- WHAT TO PRODUCE:
Tally the lines that include "Paghero". Output the number only.
--------------------
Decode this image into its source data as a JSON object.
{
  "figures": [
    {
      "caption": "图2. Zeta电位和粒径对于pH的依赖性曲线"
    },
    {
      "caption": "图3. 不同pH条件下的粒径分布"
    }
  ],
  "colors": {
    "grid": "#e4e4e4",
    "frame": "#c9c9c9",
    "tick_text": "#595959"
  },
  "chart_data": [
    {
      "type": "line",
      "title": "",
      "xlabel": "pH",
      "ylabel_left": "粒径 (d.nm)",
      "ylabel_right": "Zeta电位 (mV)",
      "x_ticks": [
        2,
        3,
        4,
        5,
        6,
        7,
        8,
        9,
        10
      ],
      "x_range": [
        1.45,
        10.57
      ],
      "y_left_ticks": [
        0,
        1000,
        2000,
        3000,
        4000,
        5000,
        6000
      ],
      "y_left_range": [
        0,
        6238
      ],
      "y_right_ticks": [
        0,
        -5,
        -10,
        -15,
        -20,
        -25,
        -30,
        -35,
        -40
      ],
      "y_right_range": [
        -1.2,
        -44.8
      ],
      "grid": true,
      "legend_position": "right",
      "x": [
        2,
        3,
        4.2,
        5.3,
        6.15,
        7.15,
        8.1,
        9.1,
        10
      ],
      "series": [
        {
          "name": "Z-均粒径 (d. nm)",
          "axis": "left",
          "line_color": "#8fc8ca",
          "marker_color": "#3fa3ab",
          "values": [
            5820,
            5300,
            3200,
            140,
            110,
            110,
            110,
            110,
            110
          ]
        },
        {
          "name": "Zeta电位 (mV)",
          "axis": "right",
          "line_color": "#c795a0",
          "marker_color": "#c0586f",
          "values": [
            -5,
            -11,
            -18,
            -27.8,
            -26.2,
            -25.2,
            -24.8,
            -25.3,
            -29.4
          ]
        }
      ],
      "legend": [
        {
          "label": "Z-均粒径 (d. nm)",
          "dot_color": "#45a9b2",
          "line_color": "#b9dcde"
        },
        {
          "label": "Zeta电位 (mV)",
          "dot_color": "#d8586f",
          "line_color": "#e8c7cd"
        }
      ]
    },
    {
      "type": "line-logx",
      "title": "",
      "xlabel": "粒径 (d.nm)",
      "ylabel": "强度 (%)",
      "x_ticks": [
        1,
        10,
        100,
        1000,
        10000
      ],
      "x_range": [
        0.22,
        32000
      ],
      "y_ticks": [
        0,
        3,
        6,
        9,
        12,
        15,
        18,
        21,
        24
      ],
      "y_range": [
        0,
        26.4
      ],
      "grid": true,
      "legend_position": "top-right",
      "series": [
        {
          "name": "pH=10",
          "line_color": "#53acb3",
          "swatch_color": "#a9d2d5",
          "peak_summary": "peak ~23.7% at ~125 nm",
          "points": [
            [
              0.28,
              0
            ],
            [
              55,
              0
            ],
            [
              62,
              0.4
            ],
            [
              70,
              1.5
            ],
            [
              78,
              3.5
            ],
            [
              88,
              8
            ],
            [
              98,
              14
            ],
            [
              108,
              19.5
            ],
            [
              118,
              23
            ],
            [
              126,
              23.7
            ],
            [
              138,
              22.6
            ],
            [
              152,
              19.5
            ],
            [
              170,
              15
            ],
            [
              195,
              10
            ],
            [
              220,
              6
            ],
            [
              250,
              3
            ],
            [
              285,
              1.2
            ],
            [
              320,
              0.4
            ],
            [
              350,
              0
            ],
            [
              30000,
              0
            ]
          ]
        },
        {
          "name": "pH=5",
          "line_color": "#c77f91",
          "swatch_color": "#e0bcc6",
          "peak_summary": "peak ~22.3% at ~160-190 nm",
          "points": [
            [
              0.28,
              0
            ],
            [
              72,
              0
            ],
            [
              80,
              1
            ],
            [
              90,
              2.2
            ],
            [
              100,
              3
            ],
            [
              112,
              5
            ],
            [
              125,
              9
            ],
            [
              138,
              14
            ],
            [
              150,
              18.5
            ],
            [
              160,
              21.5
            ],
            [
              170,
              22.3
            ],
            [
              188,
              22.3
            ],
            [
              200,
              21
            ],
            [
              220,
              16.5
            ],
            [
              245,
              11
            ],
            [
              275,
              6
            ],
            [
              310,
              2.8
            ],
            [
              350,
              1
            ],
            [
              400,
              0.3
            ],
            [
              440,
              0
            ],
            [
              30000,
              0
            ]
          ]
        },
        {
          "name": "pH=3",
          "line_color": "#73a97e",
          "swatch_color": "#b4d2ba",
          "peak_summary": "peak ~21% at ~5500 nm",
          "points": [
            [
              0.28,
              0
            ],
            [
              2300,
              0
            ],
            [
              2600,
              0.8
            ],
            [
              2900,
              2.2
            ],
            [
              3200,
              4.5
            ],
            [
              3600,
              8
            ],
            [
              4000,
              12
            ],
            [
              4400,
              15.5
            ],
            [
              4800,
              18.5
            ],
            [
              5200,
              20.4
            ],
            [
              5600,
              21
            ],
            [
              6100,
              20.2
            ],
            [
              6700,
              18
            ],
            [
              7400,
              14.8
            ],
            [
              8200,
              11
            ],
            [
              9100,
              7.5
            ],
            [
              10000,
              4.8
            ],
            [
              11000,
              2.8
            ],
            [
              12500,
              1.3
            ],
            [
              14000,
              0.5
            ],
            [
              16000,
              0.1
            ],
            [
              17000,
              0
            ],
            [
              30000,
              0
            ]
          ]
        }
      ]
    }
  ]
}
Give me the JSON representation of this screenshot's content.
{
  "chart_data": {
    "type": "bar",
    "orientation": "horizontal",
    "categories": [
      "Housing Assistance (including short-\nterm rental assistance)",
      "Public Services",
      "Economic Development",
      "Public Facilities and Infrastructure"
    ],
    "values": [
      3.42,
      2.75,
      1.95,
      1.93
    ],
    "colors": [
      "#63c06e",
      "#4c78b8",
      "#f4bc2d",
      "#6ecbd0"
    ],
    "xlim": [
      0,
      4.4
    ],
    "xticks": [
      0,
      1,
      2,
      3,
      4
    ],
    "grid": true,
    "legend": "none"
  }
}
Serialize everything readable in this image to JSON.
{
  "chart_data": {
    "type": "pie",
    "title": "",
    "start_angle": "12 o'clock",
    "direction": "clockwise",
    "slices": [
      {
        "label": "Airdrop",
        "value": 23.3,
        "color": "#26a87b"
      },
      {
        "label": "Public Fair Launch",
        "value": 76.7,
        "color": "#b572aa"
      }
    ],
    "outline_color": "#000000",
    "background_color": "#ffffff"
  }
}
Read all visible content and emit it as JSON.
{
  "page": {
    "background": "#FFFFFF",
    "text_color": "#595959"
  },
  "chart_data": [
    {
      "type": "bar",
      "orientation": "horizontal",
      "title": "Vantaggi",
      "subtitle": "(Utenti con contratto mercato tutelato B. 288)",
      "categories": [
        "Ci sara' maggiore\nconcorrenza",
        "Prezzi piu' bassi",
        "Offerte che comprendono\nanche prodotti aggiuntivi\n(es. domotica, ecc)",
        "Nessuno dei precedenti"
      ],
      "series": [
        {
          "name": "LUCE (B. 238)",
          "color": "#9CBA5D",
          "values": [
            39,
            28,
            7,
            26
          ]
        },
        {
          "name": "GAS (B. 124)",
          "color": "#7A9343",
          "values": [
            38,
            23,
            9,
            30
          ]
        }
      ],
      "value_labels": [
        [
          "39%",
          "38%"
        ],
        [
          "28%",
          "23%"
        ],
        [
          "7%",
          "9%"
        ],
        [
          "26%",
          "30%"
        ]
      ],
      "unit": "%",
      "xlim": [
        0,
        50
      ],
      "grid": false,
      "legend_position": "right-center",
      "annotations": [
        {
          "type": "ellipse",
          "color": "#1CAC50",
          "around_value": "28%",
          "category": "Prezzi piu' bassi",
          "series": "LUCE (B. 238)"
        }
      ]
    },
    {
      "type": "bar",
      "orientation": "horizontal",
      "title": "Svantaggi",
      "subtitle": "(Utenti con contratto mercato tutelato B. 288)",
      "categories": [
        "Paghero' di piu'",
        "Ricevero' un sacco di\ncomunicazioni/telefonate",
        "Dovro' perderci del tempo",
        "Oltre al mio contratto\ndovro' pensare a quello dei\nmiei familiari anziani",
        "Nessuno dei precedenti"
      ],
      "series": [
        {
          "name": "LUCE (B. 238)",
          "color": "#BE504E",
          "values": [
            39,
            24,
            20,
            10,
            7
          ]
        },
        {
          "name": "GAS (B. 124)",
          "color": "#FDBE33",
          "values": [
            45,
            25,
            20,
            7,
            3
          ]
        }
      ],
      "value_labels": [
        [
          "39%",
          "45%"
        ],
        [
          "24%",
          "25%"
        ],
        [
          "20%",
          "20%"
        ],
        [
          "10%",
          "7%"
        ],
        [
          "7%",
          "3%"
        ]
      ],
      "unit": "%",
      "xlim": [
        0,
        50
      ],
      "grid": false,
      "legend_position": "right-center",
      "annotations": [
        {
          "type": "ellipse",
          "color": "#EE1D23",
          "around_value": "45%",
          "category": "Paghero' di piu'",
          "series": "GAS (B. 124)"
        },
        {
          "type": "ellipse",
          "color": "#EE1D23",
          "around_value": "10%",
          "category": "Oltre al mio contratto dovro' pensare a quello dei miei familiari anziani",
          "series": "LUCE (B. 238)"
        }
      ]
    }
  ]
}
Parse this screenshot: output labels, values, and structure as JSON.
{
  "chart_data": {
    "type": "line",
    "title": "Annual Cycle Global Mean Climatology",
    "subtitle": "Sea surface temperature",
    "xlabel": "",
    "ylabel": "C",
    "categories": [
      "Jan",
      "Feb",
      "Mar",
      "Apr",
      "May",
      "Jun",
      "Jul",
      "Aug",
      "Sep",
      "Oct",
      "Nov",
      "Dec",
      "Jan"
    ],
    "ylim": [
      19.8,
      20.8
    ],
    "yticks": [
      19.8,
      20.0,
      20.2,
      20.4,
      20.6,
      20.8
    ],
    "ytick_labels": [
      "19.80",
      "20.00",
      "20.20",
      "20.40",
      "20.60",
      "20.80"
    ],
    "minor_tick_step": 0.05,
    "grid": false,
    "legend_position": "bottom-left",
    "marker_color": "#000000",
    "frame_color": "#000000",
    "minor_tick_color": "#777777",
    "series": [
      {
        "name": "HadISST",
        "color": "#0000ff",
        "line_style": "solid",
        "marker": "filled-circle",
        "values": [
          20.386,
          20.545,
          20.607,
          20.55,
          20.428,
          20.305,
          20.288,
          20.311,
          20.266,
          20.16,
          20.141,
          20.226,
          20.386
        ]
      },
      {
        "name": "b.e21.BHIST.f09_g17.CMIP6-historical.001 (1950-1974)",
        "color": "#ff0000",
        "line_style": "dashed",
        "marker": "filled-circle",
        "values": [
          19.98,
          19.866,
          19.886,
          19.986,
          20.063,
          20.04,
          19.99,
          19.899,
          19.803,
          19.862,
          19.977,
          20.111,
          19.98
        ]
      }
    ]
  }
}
--------------------
- EXERCISE OUTPUT:
2